Your objective: Extract every line from the records below that contains the word "Positive".

(Items from a dataset)

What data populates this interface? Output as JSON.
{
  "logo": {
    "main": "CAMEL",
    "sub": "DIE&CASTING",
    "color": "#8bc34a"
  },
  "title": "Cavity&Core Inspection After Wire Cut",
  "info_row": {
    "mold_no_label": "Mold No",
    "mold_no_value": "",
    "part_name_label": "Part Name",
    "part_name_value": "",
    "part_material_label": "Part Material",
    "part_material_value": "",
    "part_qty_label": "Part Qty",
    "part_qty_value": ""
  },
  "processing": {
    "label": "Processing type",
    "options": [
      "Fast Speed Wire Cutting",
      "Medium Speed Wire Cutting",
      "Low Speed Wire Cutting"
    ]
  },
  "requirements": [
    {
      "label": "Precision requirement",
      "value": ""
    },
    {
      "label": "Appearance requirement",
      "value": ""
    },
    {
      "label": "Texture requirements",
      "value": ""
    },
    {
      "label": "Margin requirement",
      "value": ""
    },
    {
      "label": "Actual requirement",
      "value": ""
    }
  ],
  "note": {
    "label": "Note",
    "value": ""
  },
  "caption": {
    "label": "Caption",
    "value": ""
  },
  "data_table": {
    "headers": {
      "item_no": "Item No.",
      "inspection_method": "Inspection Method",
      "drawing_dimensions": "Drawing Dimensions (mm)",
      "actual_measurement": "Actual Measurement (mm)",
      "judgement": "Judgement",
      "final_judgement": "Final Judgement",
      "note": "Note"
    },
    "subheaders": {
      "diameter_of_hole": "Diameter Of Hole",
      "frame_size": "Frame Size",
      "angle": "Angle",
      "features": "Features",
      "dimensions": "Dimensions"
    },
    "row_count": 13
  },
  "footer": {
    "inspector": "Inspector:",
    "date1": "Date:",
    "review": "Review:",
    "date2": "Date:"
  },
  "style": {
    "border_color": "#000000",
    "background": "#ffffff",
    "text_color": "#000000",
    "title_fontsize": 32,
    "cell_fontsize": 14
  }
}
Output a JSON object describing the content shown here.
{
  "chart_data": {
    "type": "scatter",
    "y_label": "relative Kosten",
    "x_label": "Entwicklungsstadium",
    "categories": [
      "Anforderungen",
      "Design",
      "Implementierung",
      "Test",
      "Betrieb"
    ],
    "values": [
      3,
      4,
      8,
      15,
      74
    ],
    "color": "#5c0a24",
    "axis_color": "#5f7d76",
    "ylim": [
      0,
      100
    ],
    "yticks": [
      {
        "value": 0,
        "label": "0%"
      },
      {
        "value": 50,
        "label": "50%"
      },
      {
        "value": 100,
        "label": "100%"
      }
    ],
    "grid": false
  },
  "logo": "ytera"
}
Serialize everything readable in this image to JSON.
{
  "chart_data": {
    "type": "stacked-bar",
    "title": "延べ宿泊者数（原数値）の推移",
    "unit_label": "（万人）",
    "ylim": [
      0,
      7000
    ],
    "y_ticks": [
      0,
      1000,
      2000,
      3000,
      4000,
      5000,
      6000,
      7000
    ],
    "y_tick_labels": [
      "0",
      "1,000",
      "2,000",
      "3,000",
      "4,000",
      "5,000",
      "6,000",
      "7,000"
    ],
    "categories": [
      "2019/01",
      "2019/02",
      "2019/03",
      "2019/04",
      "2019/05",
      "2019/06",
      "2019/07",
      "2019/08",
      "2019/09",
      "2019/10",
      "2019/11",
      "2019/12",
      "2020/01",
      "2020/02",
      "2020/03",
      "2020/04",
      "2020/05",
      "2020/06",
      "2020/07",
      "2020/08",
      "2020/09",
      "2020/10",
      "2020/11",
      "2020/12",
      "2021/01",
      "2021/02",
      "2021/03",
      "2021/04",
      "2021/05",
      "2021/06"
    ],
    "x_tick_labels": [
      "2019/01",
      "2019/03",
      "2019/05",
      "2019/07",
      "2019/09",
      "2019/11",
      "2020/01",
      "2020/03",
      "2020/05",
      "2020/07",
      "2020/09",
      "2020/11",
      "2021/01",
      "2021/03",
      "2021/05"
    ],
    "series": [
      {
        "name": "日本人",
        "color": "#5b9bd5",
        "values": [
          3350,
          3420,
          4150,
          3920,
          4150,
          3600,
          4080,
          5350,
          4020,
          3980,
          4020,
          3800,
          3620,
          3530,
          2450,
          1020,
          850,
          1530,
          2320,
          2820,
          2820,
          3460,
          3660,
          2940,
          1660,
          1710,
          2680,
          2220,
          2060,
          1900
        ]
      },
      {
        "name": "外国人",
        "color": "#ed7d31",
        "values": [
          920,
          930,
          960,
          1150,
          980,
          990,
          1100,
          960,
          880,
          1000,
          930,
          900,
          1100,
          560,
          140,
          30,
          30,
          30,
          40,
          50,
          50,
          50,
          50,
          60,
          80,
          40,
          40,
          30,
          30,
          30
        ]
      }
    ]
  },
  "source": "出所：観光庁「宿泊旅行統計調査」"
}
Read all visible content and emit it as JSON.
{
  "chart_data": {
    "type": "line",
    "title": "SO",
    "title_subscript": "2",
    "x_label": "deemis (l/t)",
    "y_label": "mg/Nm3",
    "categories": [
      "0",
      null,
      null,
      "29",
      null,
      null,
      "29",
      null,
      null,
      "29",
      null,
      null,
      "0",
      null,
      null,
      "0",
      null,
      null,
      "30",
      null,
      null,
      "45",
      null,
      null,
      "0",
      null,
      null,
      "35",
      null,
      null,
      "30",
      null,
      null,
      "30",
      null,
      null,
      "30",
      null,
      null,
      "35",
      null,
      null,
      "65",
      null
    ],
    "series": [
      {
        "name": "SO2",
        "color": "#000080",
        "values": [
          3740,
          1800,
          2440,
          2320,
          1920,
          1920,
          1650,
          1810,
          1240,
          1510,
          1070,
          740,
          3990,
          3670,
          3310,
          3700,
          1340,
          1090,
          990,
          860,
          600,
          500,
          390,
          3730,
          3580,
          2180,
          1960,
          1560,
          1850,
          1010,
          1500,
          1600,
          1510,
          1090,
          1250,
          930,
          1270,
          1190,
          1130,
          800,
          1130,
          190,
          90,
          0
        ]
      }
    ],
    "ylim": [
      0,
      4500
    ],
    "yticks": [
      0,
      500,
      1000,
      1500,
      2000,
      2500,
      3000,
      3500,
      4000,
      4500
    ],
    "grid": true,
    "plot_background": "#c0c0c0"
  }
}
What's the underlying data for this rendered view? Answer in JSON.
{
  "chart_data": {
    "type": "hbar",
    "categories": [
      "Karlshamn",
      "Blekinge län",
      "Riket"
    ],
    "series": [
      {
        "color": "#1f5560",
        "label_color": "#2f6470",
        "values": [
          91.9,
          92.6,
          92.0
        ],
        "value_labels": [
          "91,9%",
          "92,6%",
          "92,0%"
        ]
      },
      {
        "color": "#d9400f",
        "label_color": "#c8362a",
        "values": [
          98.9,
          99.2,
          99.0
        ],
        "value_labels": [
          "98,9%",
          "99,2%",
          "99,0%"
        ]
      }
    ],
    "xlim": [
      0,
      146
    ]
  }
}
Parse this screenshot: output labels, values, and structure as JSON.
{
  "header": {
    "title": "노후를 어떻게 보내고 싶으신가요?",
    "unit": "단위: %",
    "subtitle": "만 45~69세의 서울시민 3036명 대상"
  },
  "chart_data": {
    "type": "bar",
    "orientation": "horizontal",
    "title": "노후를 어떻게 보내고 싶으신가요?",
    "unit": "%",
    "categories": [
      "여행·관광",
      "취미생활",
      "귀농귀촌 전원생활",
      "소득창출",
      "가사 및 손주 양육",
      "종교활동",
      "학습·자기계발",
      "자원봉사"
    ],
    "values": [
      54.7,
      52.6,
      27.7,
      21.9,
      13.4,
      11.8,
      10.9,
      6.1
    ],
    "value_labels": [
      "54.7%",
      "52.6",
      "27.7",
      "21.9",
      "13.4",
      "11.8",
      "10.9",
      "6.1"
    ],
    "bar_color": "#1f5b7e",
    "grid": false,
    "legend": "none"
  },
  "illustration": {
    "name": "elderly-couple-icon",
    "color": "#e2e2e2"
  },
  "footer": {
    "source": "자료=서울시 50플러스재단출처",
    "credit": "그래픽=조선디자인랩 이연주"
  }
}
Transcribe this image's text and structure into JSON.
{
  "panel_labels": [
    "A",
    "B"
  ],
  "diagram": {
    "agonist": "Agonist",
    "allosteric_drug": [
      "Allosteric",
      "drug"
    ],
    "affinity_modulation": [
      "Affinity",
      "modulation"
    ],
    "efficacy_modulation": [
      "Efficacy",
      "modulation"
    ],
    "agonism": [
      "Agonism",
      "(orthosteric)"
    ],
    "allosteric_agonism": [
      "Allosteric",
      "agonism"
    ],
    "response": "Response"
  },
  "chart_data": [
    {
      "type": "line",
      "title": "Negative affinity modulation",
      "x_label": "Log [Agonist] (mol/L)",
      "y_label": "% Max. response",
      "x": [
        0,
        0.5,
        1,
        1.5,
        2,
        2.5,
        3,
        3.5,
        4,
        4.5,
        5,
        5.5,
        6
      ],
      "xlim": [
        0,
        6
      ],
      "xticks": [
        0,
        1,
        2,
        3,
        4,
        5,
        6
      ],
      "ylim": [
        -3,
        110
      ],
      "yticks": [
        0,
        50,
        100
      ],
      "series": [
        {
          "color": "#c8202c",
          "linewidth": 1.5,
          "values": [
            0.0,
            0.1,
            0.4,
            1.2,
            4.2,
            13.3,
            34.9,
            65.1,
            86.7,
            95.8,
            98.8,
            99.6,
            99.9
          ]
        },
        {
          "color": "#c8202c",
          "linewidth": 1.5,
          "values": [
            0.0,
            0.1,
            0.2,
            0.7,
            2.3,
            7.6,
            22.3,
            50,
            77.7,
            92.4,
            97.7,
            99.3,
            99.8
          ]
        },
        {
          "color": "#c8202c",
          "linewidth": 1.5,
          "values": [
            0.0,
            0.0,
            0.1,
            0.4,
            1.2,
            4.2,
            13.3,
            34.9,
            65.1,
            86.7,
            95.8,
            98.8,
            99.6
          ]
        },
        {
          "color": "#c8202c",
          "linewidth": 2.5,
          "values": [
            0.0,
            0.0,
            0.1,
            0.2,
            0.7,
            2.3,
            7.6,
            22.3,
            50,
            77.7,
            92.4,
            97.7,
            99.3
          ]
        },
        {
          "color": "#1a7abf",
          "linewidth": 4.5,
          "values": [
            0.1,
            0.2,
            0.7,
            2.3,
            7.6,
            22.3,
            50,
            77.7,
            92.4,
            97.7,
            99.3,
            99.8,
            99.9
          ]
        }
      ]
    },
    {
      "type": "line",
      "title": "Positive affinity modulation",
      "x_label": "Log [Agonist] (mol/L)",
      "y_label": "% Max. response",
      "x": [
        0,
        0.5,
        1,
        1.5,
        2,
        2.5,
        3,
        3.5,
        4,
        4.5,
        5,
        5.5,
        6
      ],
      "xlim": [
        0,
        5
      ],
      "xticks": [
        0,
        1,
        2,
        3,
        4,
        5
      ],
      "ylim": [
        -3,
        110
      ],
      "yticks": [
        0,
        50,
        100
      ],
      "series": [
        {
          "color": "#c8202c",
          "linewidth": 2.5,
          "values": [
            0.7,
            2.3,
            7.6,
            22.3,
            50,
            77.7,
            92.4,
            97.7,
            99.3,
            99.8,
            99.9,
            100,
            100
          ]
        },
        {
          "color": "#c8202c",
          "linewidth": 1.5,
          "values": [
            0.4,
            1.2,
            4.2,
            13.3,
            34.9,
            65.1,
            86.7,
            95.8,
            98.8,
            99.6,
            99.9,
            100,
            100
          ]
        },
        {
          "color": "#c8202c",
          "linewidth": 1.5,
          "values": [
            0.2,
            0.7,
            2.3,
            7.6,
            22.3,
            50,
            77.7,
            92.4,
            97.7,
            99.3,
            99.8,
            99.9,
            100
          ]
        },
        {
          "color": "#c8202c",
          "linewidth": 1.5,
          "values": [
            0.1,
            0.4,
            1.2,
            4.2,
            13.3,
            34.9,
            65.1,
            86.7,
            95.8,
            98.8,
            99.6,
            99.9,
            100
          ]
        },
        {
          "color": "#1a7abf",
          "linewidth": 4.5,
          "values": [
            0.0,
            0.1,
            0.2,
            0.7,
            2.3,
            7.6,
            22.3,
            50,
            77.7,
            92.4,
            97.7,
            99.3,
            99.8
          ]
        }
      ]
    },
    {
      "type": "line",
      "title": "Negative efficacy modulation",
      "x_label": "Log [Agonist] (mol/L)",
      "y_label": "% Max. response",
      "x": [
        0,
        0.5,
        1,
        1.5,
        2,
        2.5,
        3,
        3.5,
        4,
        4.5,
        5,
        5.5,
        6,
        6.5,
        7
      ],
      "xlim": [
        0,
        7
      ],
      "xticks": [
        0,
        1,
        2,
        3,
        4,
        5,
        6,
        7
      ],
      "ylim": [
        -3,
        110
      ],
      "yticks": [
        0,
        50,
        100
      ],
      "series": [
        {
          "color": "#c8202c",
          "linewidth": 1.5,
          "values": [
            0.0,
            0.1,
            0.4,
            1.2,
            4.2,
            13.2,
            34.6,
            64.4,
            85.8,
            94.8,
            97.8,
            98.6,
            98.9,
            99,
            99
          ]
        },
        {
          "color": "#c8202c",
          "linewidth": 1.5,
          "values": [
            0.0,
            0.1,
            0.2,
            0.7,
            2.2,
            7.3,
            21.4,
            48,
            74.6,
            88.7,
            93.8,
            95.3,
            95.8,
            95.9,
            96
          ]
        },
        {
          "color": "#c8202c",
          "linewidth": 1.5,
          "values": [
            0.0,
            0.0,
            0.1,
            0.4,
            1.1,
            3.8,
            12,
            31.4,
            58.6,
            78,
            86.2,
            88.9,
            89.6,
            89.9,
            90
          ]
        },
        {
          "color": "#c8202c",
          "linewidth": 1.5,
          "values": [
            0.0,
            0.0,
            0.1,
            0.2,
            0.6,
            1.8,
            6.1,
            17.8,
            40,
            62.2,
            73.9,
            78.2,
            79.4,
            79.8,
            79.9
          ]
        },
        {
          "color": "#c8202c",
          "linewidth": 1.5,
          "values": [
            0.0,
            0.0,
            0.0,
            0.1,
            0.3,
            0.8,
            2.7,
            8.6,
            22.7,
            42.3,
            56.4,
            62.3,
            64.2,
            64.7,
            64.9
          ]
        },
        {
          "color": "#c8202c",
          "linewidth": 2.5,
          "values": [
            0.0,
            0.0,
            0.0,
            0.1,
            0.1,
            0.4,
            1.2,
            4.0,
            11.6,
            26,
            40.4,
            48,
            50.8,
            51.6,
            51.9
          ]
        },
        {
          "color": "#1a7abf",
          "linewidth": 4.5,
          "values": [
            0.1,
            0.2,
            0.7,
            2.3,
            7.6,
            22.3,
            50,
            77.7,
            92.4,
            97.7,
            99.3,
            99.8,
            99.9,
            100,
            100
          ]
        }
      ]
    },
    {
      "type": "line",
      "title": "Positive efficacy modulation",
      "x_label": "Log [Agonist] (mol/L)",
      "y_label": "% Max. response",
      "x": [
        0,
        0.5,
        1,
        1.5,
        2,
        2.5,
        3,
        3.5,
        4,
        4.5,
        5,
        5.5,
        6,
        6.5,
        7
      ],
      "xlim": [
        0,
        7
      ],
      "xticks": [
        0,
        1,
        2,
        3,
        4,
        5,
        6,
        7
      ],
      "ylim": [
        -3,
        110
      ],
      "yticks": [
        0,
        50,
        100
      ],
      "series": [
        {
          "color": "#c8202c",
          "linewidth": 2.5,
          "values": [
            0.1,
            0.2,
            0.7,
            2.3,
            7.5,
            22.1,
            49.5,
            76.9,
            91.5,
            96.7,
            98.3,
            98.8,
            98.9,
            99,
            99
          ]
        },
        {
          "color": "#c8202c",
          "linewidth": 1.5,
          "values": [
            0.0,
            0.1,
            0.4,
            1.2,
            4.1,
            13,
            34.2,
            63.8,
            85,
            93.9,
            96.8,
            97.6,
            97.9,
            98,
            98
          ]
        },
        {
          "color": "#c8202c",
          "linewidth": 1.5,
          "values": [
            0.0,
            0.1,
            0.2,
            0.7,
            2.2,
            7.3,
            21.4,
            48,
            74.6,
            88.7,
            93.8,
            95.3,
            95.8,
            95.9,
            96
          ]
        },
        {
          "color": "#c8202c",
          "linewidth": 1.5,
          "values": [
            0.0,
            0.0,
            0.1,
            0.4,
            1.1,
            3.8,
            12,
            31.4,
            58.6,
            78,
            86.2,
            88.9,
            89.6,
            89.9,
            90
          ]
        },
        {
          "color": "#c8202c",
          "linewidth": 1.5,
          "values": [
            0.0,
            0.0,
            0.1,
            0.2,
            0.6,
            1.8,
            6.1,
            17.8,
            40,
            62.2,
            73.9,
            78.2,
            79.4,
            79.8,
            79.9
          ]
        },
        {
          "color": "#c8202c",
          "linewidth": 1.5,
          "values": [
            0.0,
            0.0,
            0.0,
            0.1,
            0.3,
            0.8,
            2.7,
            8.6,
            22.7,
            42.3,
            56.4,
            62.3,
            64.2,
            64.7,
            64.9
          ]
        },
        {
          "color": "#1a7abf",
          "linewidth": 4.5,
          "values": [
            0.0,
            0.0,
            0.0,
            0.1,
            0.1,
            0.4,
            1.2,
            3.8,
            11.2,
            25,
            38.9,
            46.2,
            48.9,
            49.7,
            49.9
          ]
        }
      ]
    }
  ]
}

Answer to the task:
      "title": "Positive affinity modulation",
      "title": "Positive efficacy modulation",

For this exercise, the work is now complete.